- **Records supplied**
[start]
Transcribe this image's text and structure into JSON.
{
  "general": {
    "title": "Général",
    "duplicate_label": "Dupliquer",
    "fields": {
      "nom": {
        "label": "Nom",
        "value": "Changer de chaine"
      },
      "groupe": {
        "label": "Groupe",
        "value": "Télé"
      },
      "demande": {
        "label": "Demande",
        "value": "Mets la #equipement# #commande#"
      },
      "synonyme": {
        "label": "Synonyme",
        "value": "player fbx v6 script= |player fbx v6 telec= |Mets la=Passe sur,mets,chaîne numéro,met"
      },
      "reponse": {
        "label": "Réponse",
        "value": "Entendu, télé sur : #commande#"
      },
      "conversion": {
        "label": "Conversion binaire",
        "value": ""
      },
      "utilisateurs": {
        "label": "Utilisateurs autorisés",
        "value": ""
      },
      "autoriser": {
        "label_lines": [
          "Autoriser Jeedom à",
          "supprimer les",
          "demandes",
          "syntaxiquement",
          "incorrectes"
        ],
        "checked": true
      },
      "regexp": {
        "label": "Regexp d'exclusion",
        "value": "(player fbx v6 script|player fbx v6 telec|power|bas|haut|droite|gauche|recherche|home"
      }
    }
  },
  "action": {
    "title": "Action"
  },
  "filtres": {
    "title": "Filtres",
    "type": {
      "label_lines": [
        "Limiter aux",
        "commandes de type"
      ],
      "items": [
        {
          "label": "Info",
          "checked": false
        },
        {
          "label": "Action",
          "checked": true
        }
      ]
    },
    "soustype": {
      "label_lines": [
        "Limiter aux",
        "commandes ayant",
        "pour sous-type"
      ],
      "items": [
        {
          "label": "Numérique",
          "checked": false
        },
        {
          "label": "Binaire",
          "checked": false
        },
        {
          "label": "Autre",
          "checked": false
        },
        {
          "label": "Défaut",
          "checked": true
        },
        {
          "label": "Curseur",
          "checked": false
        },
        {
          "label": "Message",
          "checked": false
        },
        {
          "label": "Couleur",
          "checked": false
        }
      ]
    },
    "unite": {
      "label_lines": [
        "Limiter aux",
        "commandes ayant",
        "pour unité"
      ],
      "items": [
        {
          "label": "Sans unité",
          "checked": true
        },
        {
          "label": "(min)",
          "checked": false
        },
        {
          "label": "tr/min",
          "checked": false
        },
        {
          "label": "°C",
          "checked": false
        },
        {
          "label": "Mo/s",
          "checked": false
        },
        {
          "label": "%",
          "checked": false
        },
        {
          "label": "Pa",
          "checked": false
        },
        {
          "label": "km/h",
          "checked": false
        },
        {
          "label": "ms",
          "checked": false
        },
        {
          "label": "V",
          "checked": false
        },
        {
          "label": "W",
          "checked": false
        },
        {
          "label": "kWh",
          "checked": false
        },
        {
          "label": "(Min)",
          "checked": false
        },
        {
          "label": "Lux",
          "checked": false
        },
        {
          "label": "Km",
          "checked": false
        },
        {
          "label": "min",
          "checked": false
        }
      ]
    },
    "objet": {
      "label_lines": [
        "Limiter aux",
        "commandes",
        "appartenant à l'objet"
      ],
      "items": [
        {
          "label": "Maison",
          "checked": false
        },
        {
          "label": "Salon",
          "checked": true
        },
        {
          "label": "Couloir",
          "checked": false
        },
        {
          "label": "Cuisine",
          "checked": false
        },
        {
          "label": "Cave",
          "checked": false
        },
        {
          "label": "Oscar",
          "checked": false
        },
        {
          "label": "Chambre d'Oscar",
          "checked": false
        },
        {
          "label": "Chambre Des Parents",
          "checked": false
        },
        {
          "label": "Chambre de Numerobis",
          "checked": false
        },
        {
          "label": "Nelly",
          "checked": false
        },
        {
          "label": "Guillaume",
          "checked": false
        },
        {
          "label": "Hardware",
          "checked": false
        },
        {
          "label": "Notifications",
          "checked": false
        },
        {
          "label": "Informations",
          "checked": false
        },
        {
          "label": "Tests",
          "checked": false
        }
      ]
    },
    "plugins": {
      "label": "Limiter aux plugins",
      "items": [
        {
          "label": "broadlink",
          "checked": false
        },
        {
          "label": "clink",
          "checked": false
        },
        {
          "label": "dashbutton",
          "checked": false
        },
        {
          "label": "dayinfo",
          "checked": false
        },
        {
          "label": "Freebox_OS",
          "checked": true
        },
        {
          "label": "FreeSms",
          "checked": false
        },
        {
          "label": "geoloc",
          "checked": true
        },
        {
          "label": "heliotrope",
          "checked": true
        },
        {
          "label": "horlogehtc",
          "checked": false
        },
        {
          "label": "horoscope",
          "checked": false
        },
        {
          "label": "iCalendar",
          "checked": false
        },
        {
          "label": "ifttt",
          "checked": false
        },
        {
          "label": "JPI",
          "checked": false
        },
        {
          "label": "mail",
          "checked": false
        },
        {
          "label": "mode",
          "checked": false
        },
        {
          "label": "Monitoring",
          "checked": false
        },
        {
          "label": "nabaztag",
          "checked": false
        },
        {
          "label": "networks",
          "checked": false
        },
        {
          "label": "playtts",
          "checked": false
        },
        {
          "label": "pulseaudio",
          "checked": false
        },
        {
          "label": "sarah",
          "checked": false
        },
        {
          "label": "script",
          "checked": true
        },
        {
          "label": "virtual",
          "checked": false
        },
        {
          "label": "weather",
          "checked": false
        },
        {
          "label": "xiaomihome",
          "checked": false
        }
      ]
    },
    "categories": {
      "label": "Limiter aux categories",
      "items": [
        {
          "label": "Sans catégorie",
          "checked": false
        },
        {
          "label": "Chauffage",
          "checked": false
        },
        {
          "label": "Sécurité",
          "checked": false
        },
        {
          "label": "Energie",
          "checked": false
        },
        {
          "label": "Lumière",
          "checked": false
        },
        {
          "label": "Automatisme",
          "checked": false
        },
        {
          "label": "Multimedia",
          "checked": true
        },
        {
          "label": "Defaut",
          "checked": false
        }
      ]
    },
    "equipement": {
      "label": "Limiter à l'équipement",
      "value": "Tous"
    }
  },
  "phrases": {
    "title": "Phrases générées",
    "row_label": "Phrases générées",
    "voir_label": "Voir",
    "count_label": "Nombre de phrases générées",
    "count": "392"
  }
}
[end]
- **The problem**
Lines that include the word "telec" are to be extracted from the data above.

- **Solution to the exercise**
        "value": "player fbx v6 script= |player fbx v6 telec= |Mets la=Passe sur,mets,chaîne numéro,met"
        "value": "(player fbx v6 script|player fbx v6 telec|power|bas|haut|droite|gauche|recherche|home"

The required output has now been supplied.